*Objective*: Pull out all lines from the listing below in which the word "decided" appears.

*Extracted data*:
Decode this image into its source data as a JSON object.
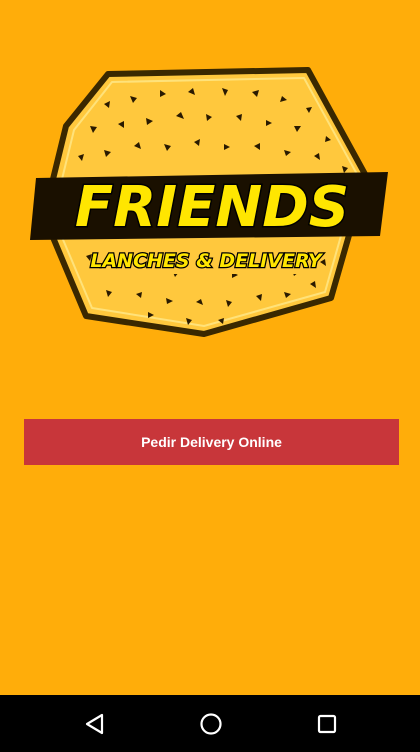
{
  "colors": {
    "background": "#FFAD0A",
    "button": "#C8363A",
    "button_text": "#FFFFFF",
    "nav_bar": "#000000"
  },
  "logo": {
    "brand": "FRIENDS",
    "tagline": "LANCHES & DELIVERY",
    "icon": "friends-hexagon-logo"
  },
  "main": {
    "cta_label": "Pedir Delivery Online"
  },
  "nav_bar": {
    "back_icon": "back-triangle-icon",
    "home_icon": "home-circle-icon",
    "recents_icon": "recents-square-icon"
  }
}
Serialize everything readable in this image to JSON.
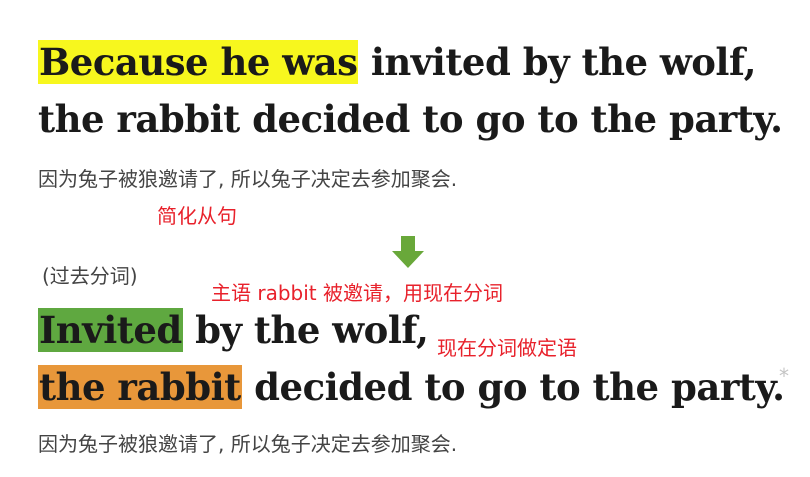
{
  "sentence1": {
    "highlight": "Because he was",
    "line1_rest": " invited by the wolf,",
    "line2": "the rabbit decided to go to the party.",
    "translation": "因为兔子被狼邀请了, 所以兔子决定去参加聚会.",
    "highlight_color": "#f7f71e"
  },
  "annotations": {
    "simplify": "简化从句",
    "past_participle_label": "(过去分词)",
    "subject_note": "主语 rabbit 被邀请，用现在分词",
    "attributive_note": "现在分词做定语",
    "note_color": "#e8212b"
  },
  "arrow": {
    "icon": "down-arrow-icon",
    "color": "#69a83a"
  },
  "sentence2": {
    "word_invited": "Invited",
    "line1_rest": " by the wolf,",
    "word_the_rabbit": "the rabbit",
    "line2_rest": " decided to go to the party.",
    "translation": "因为兔子被狼邀请了, 所以兔子决定去参加聚会.",
    "invited_color": "#5fa840",
    "rabbit_color": "#e8973a"
  },
  "star": "*"
}
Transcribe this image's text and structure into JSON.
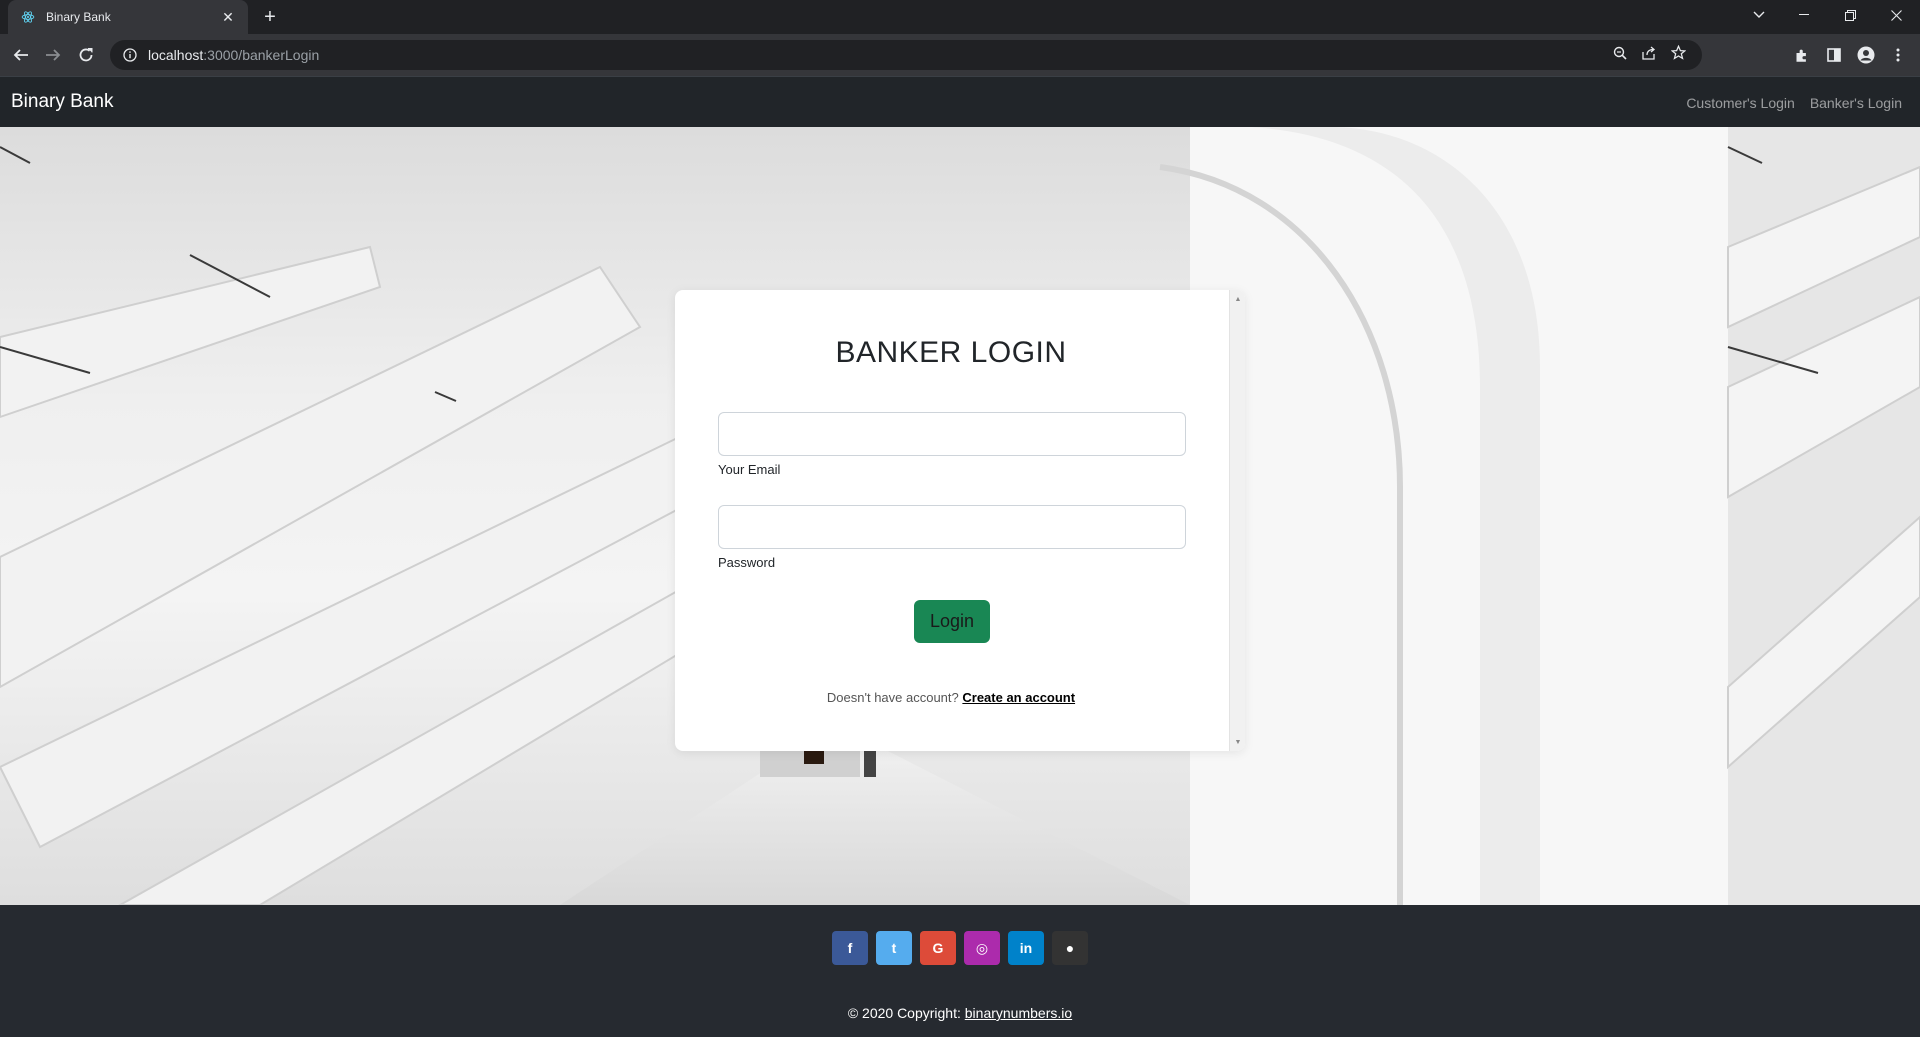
{
  "browser": {
    "tab_title": "Binary Bank",
    "new_tab_symbol": "+",
    "url_host": "localhost",
    "url_path": ":3000/bankerLogin"
  },
  "navbar": {
    "brand": "Binary Bank",
    "links": [
      "Customer's Login",
      "Banker's Login"
    ]
  },
  "login": {
    "heading": "BANKER LOGIN",
    "email_label": "Your Email",
    "email_value": "",
    "password_label": "Password",
    "password_value": "",
    "button_label": "Login",
    "signup_prompt": "Doesn't have account? ",
    "signup_link": "Create an account"
  },
  "footer": {
    "socials": [
      {
        "name": "facebook-icon",
        "glyph": "f",
        "color": "#3b5998"
      },
      {
        "name": "twitter-icon",
        "glyph": "t",
        "color": "#55acee"
      },
      {
        "name": "google-icon",
        "glyph": "G",
        "color": "#dd4b39"
      },
      {
        "name": "instagram-icon",
        "glyph": "◎",
        "color": "#ac2bac"
      },
      {
        "name": "linkedin-icon",
        "glyph": "in",
        "color": "#0082ca"
      },
      {
        "name": "github-icon",
        "glyph": "●",
        "color": "#333333"
      }
    ],
    "copyright_text": "© 2020 Copyright: ",
    "copyright_link": "binarynumbers.io"
  },
  "colors": {
    "navbar_bg": "#212529",
    "login_button": "#198754",
    "footer_bg": "#262a30"
  }
}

*Written answer*:
    "line2": "the rabbit decided to go to the party.",
    "line2_rest": " decided to go to the party.",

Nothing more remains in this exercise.